WHAT NEEDS TO BE DONE: Emit the data below verbatim, stripping out any pictures.

** start DATA ROWS **

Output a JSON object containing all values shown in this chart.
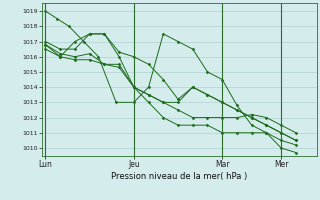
{
  "title": "",
  "xlabel": "Pression niveau de la mer( hPa )",
  "bg_color": "#d4ecec",
  "grid_color": "#aacaca",
  "line_color": "#1a6b1a",
  "dark_green": "#2d6e2d",
  "ylim": [
    1009.5,
    1019.5
  ],
  "yticks": [
    1010,
    1011,
    1012,
    1013,
    1014,
    1015,
    1016,
    1017,
    1018,
    1019
  ],
  "xtick_labels": [
    "Lun",
    "Jeu",
    "Mar",
    "Mer"
  ],
  "xtick_pos": [
    0,
    3,
    6,
    8
  ],
  "vlines": [
    0,
    3,
    6,
    8
  ],
  "xlim": [
    -0.1,
    9.2
  ],
  "series": [
    {
      "x": [
        0,
        0.4,
        0.8,
        1.3,
        1.8,
        2.4,
        3.0,
        3.5,
        4.0,
        4.5,
        5.0,
        5.5,
        6.0,
        6.5,
        7.0,
        7.5,
        8.0,
        8.5
      ],
      "y": [
        1019.0,
        1018.5,
        1018.0,
        1017.0,
        1016.0,
        1013.0,
        1013.0,
        1014.0,
        1017.5,
        1017.0,
        1016.5,
        1015.0,
        1014.5,
        1012.8,
        1011.5,
        1011.0,
        1010.0,
        1009.7
      ]
    },
    {
      "x": [
        0,
        0.5,
        1.0,
        1.5,
        2.0,
        2.5,
        3.0,
        3.5,
        4.0,
        4.5,
        5.0,
        5.5,
        6.0,
        6.5,
        7.0,
        7.5,
        8.0,
        8.5
      ],
      "y": [
        1016.8,
        1016.0,
        1017.0,
        1017.5,
        1017.5,
        1016.3,
        1016.0,
        1015.5,
        1014.5,
        1013.2,
        1014.0,
        1013.5,
        1013.0,
        1012.5,
        1012.0,
        1011.5,
        1011.0,
        1010.5
      ]
    },
    {
      "x": [
        0,
        0.5,
        1.0,
        1.5,
        2.0,
        2.5,
        3.0,
        3.5,
        4.0,
        4.5,
        5.0,
        5.5,
        6.0,
        6.5,
        7.0,
        7.5,
        8.0,
        8.5
      ],
      "y": [
        1017.0,
        1016.5,
        1016.5,
        1017.5,
        1017.5,
        1016.0,
        1014.0,
        1013.5,
        1013.0,
        1013.0,
        1014.0,
        1013.5,
        1013.0,
        1012.5,
        1012.0,
        1011.5,
        1011.0,
        1010.5
      ]
    },
    {
      "x": [
        0,
        0.5,
        1.0,
        1.5,
        2.0,
        2.5,
        3.0,
        3.5,
        4.0,
        4.5,
        5.0,
        5.5,
        6.0,
        6.5,
        7.0,
        7.5,
        8.0,
        8.5
      ],
      "y": [
        1016.8,
        1016.2,
        1016.0,
        1016.2,
        1015.5,
        1015.5,
        1014.0,
        1013.0,
        1012.0,
        1011.5,
        1011.5,
        1011.5,
        1011.0,
        1011.0,
        1011.0,
        1011.0,
        1010.5,
        1010.2
      ]
    },
    {
      "x": [
        0,
        0.5,
        1.0,
        1.5,
        2.0,
        2.5,
        3.0,
        3.5,
        4.0,
        4.5,
        5.0,
        5.5,
        6.0,
        6.5,
        7.0,
        7.5,
        8.0,
        8.5
      ],
      "y": [
        1016.5,
        1016.0,
        1015.8,
        1015.8,
        1015.5,
        1015.3,
        1014.0,
        1013.5,
        1013.0,
        1012.5,
        1012.0,
        1012.0,
        1012.0,
        1012.0,
        1012.2,
        1012.0,
        1011.5,
        1011.0
      ]
    }
  ]
}
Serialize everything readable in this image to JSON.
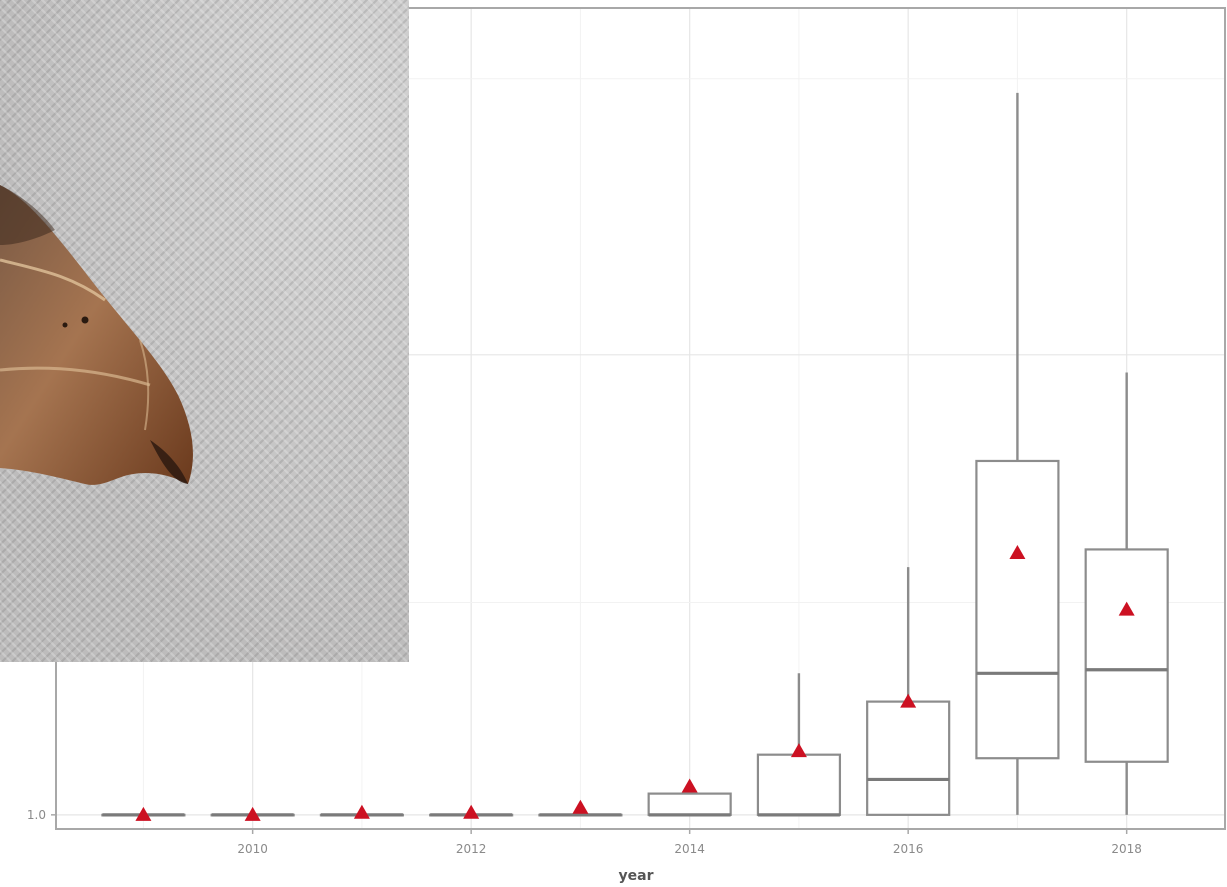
{
  "chart_data": {
    "type": "box",
    "xlabel": "year",
    "ylabel": "",
    "x_tick_labels": [
      "2010",
      "2012",
      "2014",
      "2016",
      "2018"
    ],
    "y_tick_labels": [
      "1.0"
    ],
    "x_range": [
      2008.2,
      2018.9
    ],
    "y_range": [
      0.8,
      12.4
    ],
    "grid": true,
    "mean_marker": {
      "shape": "triangle",
      "color": "#cc1122"
    },
    "box_color": "#8c8c8c",
    "boxes": [
      {
        "x": 2009,
        "min": 1.0,
        "q1": 1.0,
        "median": 1.0,
        "q3": 1.0,
        "max": 1.0,
        "mean": 1.0
      },
      {
        "x": 2010,
        "min": 1.0,
        "q1": 1.0,
        "median": 1.0,
        "q3": 1.0,
        "max": 1.0,
        "mean": 1.0
      },
      {
        "x": 2011,
        "min": 1.0,
        "q1": 1.0,
        "median": 1.0,
        "q3": 1.0,
        "max": 1.0,
        "mean": 1.03
      },
      {
        "x": 2012,
        "min": 1.0,
        "q1": 1.0,
        "median": 1.0,
        "q3": 1.0,
        "max": 1.0,
        "mean": 1.03
      },
      {
        "x": 2013,
        "min": 1.0,
        "q1": 1.0,
        "median": 1.0,
        "q3": 1.0,
        "max": 1.0,
        "mean": 1.1
      },
      {
        "x": 2014,
        "min": 1.0,
        "q1": 1.0,
        "median": 1.0,
        "q3": 1.3,
        "max": 1.3,
        "mean": 1.4
      },
      {
        "x": 2015,
        "min": 1.0,
        "q1": 1.0,
        "median": 1.0,
        "q3": 1.85,
        "max": 3.0,
        "mean": 1.9
      },
      {
        "x": 2016,
        "min": 1.0,
        "q1": 1.0,
        "median": 1.5,
        "q3": 2.6,
        "max": 4.5,
        "mean": 2.6
      },
      {
        "x": 2017,
        "min": 1.0,
        "q1": 1.8,
        "median": 3.0,
        "q3": 6.0,
        "max": 11.2,
        "mean": 4.7
      },
      {
        "x": 2018,
        "min": 1.0,
        "q1": 1.75,
        "median": 3.05,
        "q3": 4.75,
        "max": 7.25,
        "mean": 3.9
      }
    ]
  },
  "photo": {
    "subject": "moth-wing",
    "colors": {
      "fabric": "#c4c3c3",
      "wing": "#9a6a45",
      "wing_dark": "#6b3a1d"
    }
  }
}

** end DATA ROWS **

TASK SOLUTION:
Output a JSON object containing all values shown in this chart.
{
  "title": "",
  "xlabel": "Pression niveau de la mer( hPa )",
  "bg_color": "#d4ecec",
  "grid_color": "#aacaca",
  "line_color": "#1a6b1a",
  "dark_green": "#2d6e2d",
  "ylim": [
    1009.5,
    1019.5
  ],
  "yticks": [
    1010,
    1011,
    1012,
    1013,
    1014,
    1015,
    1016,
    1017,
    1018,
    1019
  ],
  "xtick_labels": [
    "Lun",
    "Jeu",
    "Mar",
    "Mer"
  ],
  "xtick_pos": [
    0,
    3,
    6,
    8
  ],
  "vlines": [
    0,
    3,
    6,
    8
  ],
  "xlim": [
    -0.1,
    9.2
  ],
  "series": [
    {
      "x": [
        0,
        0.4,
        0.8,
        1.3,
        1.8,
        2.4,
        3.0,
        3.5,
        4.0,
        4.5,
        5.0,
        5.5,
        6.0,
        6.5,
        7.0,
        7.5,
        8.0,
        8.5
      ],
      "y": [
        1019.0,
        1018.5,
        1018.0,
        1017.0,
        1016.0,
        1013.0,
        1013.0,
        1014.0,
        1017.5,
        1017.0,
        1016.5,
        1015.0,
        1014.5,
        1012.8,
        1011.5,
        1011.0,
        1010.0,
        1009.7
      ]
    },
    {
      "x": [
        0,
        0.5,
        1.0,
        1.5,
        2.0,
        2.5,
        3.0,
        3.5,
        4.0,
        4.5,
        5.0,
        5.5,
        6.0,
        6.5,
        7.0,
        7.5,
        8.0,
        8.5
      ],
      "y": [
        1016.8,
        1016.0,
        1017.0,
        1017.5,
        1017.5,
        1016.3,
        1016.0,
        1015.5,
        1014.5,
        1013.2,
        1014.0,
        1013.5,
        1013.0,
        1012.5,
        1012.0,
        1011.5,
        1011.0,
        1010.5
      ]
    },
    {
      "x": [
        0,
        0.5,
        1.0,
        1.5,
        2.0,
        2.5,
        3.0,
        3.5,
        4.0,
        4.5,
        5.0,
        5.5,
        6.0,
        6.5,
        7.0,
        7.5,
        8.0,
        8.5
      ],
      "y": [
        1017.0,
        1016.5,
        1016.5,
        1017.5,
        1017.5,
        1016.0,
        1014.0,
        1013.5,
        1013.0,
        1013.0,
        1014.0,
        1013.5,
        1013.0,
        1012.5,
        1012.0,
        1011.5,
        1011.0,
        1010.5
      ]
    },
    {
      "x": [
        0,
        0.5,
        1.0,
        1.5,
        2.0,
        2.5,
        3.0,
        3.5,
        4.0,
        4.5,
        5.0,
        5.5,
        6.0,
        6.5,
        7.0,
        7.5,
        8.0,
        8.5
      ],
      "y": [
        1016.8,
        1016.2,
        1016.0,
        1016.2,
        1015.5,
        1015.5,
        1014.0,
        1013.0,
        1012.0,
        1011.5,
        1011.5,
        1011.5,
        1011.0,
        1011.0,
        1011.0,
        1011.0,
        1010.5,
        1010.2
      ]
    },
    {
      "x": [
        0,
        0.5,
        1.0,
        1.5,
        2.0,
        2.5,
        3.0,
        3.5,
        4.0,
        4.5,
        5.0,
        5.5,
        6.0,
        6.5,
        7.0,
        7.5,
        8.0,
        8.5
      ],
      "y": [
        1016.5,
        1016.0,
        1015.8,
        1015.8,
        1015.5,
        1015.3,
        1014.0,
        1013.5,
        1013.0,
        1012.5,
        1012.0,
        1012.0,
        1012.0,
        1012.0,
        1012.2,
        1012.0,
        1011.5,
        1011.0
      ]
    }
  ]
}
Serialize everything readable in this image to JSON.
{
  "chart_data": {
    "type": "box",
    "xlabel": "year",
    "ylabel": "",
    "x_tick_labels": [
      "2010",
      "2012",
      "2014",
      "2016",
      "2018"
    ],
    "y_tick_labels": [
      "1.0"
    ],
    "x_range": [
      2008.2,
      2018.9
    ],
    "y_range": [
      0.8,
      12.4
    ],
    "grid": true,
    "mean_marker": {
      "shape": "triangle",
      "color": "#cc1122"
    },
    "box_color": "#8c8c8c",
    "boxes": [
      {
        "x": 2009,
        "min": 1.0,
        "q1": 1.0,
        "median": 1.0,
        "q3": 1.0,
        "max": 1.0,
        "mean": 1.0
      },
      {
        "x": 2010,
        "min": 1.0,
        "q1": 1.0,
        "median": 1.0,
        "q3": 1.0,
        "max": 1.0,
        "mean": 1.0
      },
      {
        "x": 2011,
        "min": 1.0,
        "q1": 1.0,
        "median": 1.0,
        "q3": 1.0,
        "max": 1.0,
        "mean": 1.03
      },
      {
        "x": 2012,
        "min": 1.0,
        "q1": 1.0,
        "median": 1.0,
        "q3": 1.0,
        "max": 1.0,
        "mean": 1.03
      },
      {
        "x": 2013,
        "min": 1.0,
        "q1": 1.0,
        "median": 1.0,
        "q3": 1.0,
        "max": 1.0,
        "mean": 1.1
      },
      {
        "x": 2014,
        "min": 1.0,
        "q1": 1.0,
        "median": 1.0,
        "q3": 1.3,
        "max": 1.3,
        "mean": 1.4
      },
      {
        "x": 2015,
        "min": 1.0,
        "q1": 1.0,
        "median": 1.0,
        "q3": 1.85,
        "max": 3.0,
        "mean": 1.9
      },
      {
        "x": 2016,
        "min": 1.0,
        "q1": 1.0,
        "median": 1.5,
        "q3": 2.6,
        "max": 4.5,
        "mean": 2.6
      },
      {
        "x": 2017,
        "min": 1.0,
        "q1": 1.8,
        "median": 3.0,
        "q3": 6.0,
        "max": 11.2,
        "mean": 4.7
      },
      {
        "x": 2018,
        "min": 1.0,
        "q1": 1.75,
        "median": 3.05,
        "q3": 4.75,
        "max": 7.25,
        "mean": 3.9
      }
    ]
  },
  "photo": {
    "subject": "moth-wing",
    "colors": {
      "fabric": "#c4c3c3",
      "wing": "#9a6a45",
      "wing_dark": "#6b3a1d"
    }
  }
}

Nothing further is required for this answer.